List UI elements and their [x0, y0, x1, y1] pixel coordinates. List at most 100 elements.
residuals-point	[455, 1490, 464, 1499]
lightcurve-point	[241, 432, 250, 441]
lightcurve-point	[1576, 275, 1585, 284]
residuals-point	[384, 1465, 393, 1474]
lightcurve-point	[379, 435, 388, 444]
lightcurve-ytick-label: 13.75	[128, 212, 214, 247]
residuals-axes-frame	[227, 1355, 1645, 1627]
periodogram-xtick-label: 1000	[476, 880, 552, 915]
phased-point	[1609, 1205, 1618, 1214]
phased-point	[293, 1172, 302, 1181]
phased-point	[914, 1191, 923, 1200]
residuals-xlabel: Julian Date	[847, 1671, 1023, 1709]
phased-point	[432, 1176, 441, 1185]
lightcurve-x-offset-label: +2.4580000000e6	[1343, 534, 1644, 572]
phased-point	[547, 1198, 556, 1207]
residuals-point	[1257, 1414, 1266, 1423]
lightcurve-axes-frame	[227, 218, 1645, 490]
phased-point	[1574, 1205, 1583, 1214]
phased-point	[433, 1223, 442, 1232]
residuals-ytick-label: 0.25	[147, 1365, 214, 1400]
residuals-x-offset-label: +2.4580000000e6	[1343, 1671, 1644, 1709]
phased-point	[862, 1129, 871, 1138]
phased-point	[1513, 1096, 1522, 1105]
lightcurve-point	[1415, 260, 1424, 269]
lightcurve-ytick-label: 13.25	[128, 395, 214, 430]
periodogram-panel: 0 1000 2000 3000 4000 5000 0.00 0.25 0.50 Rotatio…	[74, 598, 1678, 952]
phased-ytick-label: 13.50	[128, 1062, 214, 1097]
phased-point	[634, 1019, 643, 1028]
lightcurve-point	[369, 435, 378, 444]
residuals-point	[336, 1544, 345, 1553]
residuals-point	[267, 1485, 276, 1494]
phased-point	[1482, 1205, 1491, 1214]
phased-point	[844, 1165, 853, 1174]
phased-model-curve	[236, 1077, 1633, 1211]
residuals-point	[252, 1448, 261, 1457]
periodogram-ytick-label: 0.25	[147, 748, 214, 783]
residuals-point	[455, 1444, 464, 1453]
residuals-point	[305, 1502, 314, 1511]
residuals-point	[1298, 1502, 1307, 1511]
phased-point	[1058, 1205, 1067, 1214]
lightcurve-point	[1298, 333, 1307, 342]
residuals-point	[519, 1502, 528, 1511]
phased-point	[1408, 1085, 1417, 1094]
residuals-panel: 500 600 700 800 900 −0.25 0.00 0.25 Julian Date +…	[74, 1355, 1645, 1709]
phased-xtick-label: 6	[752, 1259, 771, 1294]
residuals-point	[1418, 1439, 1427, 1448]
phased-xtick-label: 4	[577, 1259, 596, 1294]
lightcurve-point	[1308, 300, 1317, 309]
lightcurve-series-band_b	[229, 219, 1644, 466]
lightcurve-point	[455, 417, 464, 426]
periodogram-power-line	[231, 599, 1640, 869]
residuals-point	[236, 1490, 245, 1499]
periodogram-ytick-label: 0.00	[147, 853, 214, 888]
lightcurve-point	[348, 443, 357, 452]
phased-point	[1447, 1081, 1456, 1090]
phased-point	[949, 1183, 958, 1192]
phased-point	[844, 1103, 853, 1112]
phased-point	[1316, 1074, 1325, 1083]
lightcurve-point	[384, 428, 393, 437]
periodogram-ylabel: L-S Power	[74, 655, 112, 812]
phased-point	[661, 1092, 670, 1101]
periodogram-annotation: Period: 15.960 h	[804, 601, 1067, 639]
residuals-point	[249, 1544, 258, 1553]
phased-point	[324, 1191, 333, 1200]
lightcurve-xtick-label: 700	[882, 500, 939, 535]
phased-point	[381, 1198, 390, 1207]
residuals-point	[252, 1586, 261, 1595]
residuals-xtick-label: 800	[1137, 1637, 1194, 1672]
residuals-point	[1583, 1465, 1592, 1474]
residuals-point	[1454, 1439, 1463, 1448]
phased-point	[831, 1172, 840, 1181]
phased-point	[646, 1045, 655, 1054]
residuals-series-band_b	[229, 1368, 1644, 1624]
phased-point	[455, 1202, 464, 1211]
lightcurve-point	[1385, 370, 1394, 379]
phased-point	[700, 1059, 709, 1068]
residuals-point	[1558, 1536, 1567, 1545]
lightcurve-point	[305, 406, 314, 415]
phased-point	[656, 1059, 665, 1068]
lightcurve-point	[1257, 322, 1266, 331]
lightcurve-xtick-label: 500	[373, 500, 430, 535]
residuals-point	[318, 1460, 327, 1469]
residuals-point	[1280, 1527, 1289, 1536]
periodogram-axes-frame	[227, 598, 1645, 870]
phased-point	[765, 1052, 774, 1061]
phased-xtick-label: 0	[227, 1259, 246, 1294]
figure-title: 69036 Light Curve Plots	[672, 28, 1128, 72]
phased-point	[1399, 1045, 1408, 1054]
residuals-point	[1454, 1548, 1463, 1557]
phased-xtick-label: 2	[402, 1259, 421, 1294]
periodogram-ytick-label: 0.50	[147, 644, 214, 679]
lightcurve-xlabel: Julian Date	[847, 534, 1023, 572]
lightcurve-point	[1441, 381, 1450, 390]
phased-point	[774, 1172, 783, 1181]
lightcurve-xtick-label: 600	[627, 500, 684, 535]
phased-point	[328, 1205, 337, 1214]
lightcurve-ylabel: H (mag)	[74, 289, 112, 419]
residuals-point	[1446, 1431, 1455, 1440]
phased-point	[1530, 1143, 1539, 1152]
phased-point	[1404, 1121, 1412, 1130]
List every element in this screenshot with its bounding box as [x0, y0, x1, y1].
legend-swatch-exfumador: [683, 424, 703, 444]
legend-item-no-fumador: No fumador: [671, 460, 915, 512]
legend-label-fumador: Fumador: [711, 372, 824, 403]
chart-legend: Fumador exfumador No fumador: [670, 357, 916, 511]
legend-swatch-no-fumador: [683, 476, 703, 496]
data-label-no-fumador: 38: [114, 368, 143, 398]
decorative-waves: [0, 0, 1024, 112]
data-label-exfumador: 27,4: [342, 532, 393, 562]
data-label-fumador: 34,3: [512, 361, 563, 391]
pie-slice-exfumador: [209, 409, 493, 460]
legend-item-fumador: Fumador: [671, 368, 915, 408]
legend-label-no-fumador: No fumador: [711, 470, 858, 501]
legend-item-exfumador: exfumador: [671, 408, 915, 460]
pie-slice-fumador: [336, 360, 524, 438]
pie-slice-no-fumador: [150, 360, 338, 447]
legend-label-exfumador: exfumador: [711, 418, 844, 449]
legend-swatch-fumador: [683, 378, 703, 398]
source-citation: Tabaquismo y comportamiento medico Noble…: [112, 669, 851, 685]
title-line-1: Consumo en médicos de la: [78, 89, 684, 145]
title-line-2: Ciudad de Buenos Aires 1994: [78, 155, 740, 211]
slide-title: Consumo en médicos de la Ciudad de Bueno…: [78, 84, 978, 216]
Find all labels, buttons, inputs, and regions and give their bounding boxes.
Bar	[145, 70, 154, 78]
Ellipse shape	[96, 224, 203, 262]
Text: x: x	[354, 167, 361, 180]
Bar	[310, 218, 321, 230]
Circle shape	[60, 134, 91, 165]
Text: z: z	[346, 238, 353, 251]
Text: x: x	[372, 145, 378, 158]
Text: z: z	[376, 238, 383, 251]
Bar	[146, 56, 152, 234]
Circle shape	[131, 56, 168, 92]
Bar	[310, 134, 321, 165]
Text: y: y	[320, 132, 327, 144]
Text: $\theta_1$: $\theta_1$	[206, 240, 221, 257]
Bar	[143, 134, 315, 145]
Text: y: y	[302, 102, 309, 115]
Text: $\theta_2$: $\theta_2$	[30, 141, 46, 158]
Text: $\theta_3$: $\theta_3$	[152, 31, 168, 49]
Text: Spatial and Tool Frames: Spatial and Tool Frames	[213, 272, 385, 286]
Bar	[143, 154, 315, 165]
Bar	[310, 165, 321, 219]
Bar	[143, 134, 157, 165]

> _Aim of the exercise_
Please quote the rows verbatim, from the first line of the rows through the line containing "212, 214, 247]", both included.

> _Written solution_
List UI elements and their [x0, y0, x1, y1] pixel coordinates. List at most 100 elements.
residuals-point	[455, 1490, 464, 1499]
lightcurve-point	[241, 432, 250, 441]
lightcurve-point	[1576, 275, 1585, 284]
residuals-point	[384, 1465, 393, 1474]
lightcurve-point	[379, 435, 388, 444]
lightcurve-ytick-label: 13.75	[128, 212, 214, 247]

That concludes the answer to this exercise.